Figure data in JSON
* BEGIN *

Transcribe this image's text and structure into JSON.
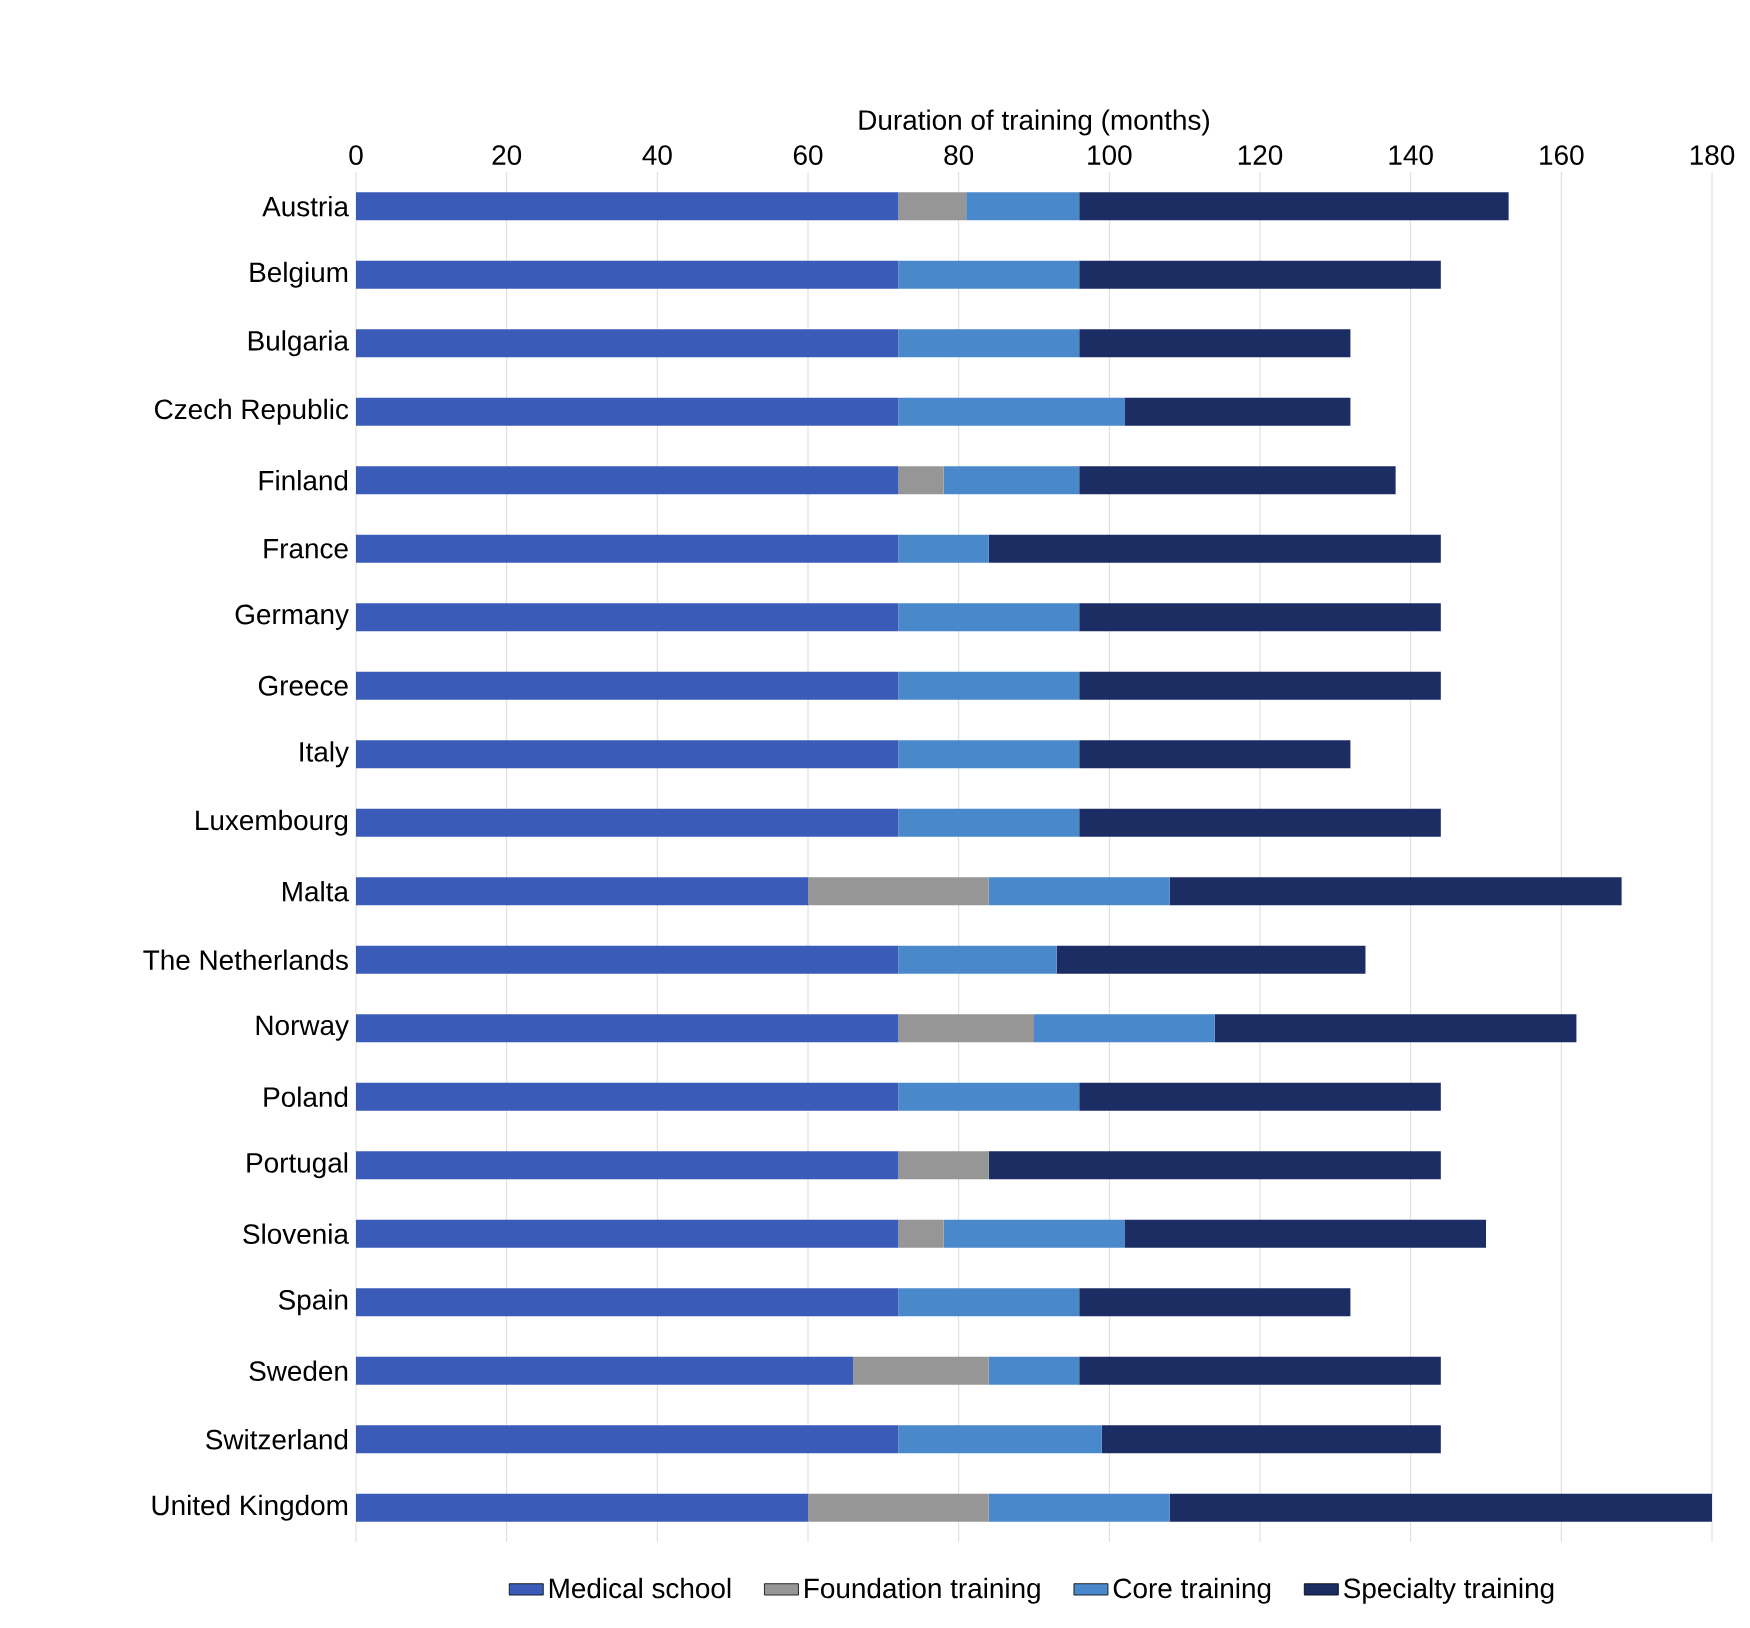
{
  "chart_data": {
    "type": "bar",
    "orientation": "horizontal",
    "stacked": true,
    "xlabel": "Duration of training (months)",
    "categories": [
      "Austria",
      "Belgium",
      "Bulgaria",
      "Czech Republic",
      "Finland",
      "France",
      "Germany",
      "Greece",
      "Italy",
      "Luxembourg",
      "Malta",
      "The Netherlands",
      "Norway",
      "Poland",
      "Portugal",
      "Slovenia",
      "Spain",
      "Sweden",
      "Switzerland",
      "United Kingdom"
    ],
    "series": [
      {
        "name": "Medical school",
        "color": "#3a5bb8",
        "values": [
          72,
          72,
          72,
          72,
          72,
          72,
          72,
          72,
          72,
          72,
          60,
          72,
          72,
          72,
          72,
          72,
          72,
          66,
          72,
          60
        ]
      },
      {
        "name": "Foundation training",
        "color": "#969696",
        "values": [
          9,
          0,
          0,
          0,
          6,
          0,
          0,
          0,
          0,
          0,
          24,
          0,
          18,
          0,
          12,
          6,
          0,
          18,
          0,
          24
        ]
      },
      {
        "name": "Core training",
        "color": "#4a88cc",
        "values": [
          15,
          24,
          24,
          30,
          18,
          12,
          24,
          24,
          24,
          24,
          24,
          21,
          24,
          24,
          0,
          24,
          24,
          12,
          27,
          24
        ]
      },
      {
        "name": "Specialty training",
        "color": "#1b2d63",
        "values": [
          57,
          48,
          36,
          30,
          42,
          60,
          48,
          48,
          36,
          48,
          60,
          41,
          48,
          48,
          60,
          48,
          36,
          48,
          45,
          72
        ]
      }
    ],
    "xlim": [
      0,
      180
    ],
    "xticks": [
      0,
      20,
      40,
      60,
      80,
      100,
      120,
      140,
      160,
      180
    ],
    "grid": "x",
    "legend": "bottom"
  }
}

* END *

Leave out the pictures and copy the rest of the material above exactly.

_Finished exercise_
Transcribe this image's text and structure into JSON.
{
  "chart_data": {
    "type": "bar",
    "orientation": "horizontal",
    "stacked": true,
    "xlabel": "Duration of training (months)",
    "categories": [
      "Austria",
      "Belgium",
      "Bulgaria",
      "Czech Republic",
      "Finland",
      "France",
      "Germany",
      "Greece",
      "Italy",
      "Luxembourg",
      "Malta",
      "The Netherlands",
      "Norway",
      "Poland",
      "Portugal",
      "Slovenia",
      "Spain",
      "Sweden",
      "Switzerland",
      "United Kingdom"
    ],
    "series": [
      {
        "name": "Medical school",
        "color": "#3a5bb8",
        "values": [
          72,
          72,
          72,
          72,
          72,
          72,
          72,
          72,
          72,
          72,
          60,
          72,
          72,
          72,
          72,
          72,
          72,
          66,
          72,
          60
        ]
      },
      {
        "name": "Foundation training",
        "color": "#969696",
        "values": [
          9,
          0,
          0,
          0,
          6,
          0,
          0,
          0,
          0,
          0,
          24,
          0,
          18,
          0,
          12,
          6,
          0,
          18,
          0,
          24
        ]
      },
      {
        "name": "Core training",
        "color": "#4a88cc",
        "values": [
          15,
          24,
          24,
          30,
          18,
          12,
          24,
          24,
          24,
          24,
          24,
          21,
          24,
          24,
          0,
          24,
          24,
          12,
          27,
          24
        ]
      },
      {
        "name": "Specialty training",
        "color": "#1b2d63",
        "values": [
          57,
          48,
          36,
          30,
          42,
          60,
          48,
          48,
          36,
          48,
          60,
          41,
          48,
          48,
          60,
          48,
          36,
          48,
          45,
          72
        ]
      }
    ],
    "xlim": [
      0,
      180
    ],
    "xticks": [
      0,
      20,
      40,
      60,
      80,
      100,
      120,
      140,
      160,
      180
    ],
    "grid": "x",
    "legend": "bottom"
  }
}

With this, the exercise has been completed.